▸ Directive
Your task is to transcribe the records exactly, skipping every image.

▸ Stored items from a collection
::::::::
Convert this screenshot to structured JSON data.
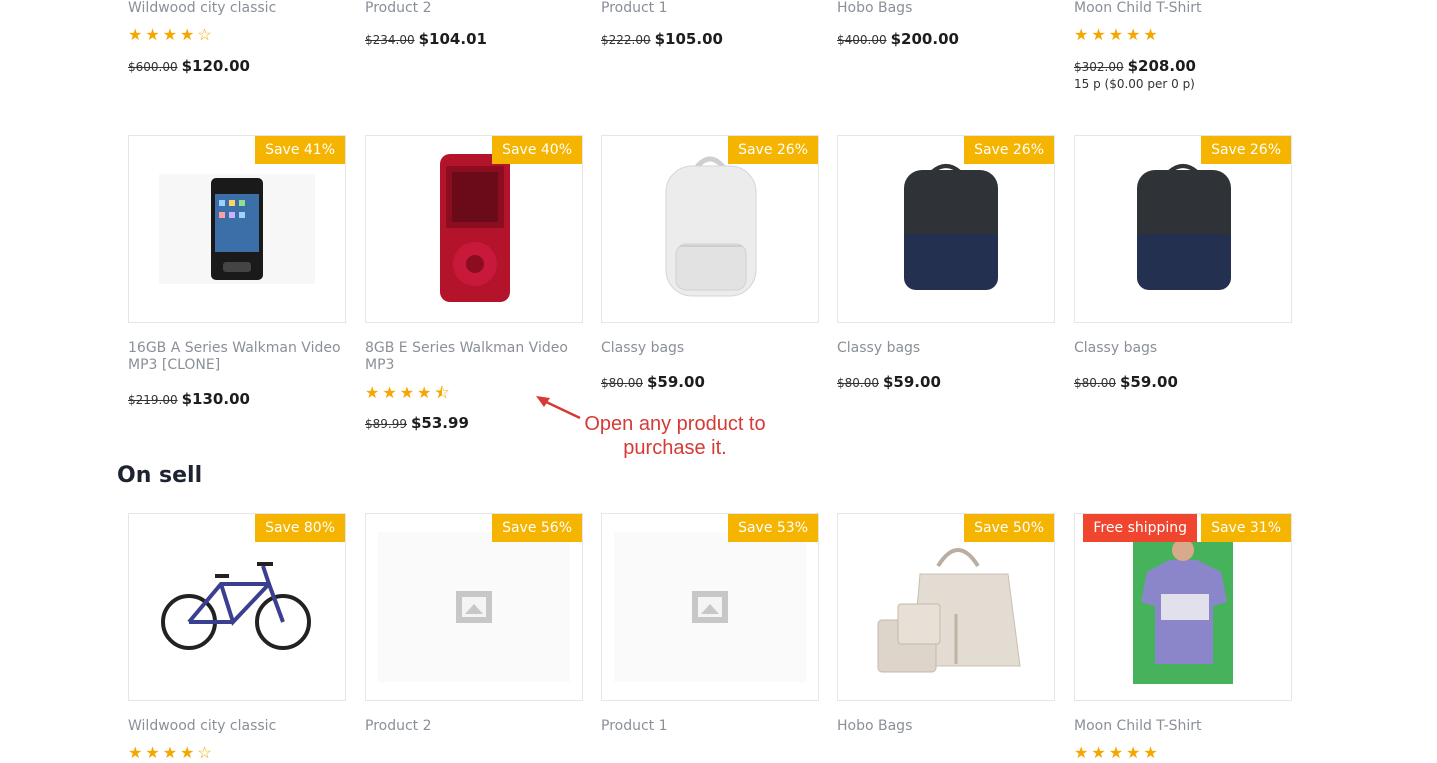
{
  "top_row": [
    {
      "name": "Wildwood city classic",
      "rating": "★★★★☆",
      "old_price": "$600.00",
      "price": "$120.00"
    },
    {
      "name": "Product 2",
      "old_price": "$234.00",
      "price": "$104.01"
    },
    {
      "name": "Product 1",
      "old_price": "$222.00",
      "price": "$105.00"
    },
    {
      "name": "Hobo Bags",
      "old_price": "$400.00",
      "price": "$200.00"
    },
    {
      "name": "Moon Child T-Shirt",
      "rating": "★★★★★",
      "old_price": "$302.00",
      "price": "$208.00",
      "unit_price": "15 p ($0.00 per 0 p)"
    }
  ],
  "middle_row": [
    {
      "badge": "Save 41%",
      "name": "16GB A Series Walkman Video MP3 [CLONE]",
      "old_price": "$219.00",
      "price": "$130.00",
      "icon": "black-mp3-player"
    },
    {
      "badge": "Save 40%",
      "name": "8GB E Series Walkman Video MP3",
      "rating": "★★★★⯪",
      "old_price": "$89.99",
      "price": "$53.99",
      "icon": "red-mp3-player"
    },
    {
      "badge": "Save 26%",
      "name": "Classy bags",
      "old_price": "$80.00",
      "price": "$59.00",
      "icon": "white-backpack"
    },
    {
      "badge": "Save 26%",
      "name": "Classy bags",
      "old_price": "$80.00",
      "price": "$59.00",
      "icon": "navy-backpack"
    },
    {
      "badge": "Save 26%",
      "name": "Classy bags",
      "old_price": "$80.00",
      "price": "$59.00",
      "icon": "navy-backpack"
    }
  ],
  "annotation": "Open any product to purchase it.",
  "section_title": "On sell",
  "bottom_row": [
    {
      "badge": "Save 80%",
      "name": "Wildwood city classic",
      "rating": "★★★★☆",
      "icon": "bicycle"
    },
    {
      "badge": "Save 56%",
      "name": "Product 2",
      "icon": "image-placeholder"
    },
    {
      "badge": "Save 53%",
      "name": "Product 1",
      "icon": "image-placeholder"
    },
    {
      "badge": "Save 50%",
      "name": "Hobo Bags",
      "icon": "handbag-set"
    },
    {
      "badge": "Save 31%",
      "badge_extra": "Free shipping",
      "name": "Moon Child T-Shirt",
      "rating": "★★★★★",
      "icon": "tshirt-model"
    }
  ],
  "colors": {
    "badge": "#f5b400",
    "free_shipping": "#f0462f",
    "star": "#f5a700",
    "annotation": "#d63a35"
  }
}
::::::::
▸ Result for this exercise
Convert this screenshot to structured JSON data.
{
  "top_row": [
    {
      "name": "Wildwood city classic",
      "rating": "★★★★☆",
      "old_price": "$600.00",
      "price": "$120.00"
    },
    {
      "name": "Product 2",
      "old_price": "$234.00",
      "price": "$104.01"
    },
    {
      "name": "Product 1",
      "old_price": "$222.00",
      "price": "$105.00"
    },
    {
      "name": "Hobo Bags",
      "old_price": "$400.00",
      "price": "$200.00"
    },
    {
      "name": "Moon Child T-Shirt",
      "rating": "★★★★★",
      "old_price": "$302.00",
      "price": "$208.00",
      "unit_price": "15 p ($0.00 per 0 p)"
    }
  ],
  "middle_row": [
    {
      "badge": "Save 41%",
      "name": "16GB A Series Walkman Video MP3 [CLONE]",
      "old_price": "$219.00",
      "price": "$130.00",
      "icon": "black-mp3-player"
    },
    {
      "badge": "Save 40%",
      "name": "8GB E Series Walkman Video MP3",
      "rating": "★★★★⯪",
      "old_price": "$89.99",
      "price": "$53.99",
      "icon": "red-mp3-player"
    },
    {
      "badge": "Save 26%",
      "name": "Classy bags",
      "old_price": "$80.00",
      "price": "$59.00",
      "icon": "white-backpack"
    },
    {
      "badge": "Save 26%",
      "name": "Classy bags",
      "old_price": "$80.00",
      "price": "$59.00",
      "icon": "navy-backpack"
    },
    {
      "badge": "Save 26%",
      "name": "Classy bags",
      "old_price": "$80.00",
      "price": "$59.00",
      "icon": "navy-backpack"
    }
  ],
  "annotation": "Open any product to purchase it.",
  "section_title": "On sell",
  "bottom_row": [
    {
      "badge": "Save 80%",
      "name": "Wildwood city classic",
      "rating": "★★★★☆",
      "icon": "bicycle"
    },
    {
      "badge": "Save 56%",
      "name": "Product 2",
      "icon": "image-placeholder"
    },
    {
      "badge": "Save 53%",
      "name": "Product 1",
      "icon": "image-placeholder"
    },
    {
      "badge": "Save 50%",
      "name": "Hobo Bags",
      "icon": "handbag-set"
    },
    {
      "badge": "Save 31%",
      "badge_extra": "Free shipping",
      "name": "Moon Child T-Shirt",
      "rating": "★★★★★",
      "icon": "tshirt-model"
    }
  ],
  "colors": {
    "badge": "#f5b400",
    "free_shipping": "#f0462f",
    "star": "#f5a700",
    "annotation": "#d63a35"
  }
}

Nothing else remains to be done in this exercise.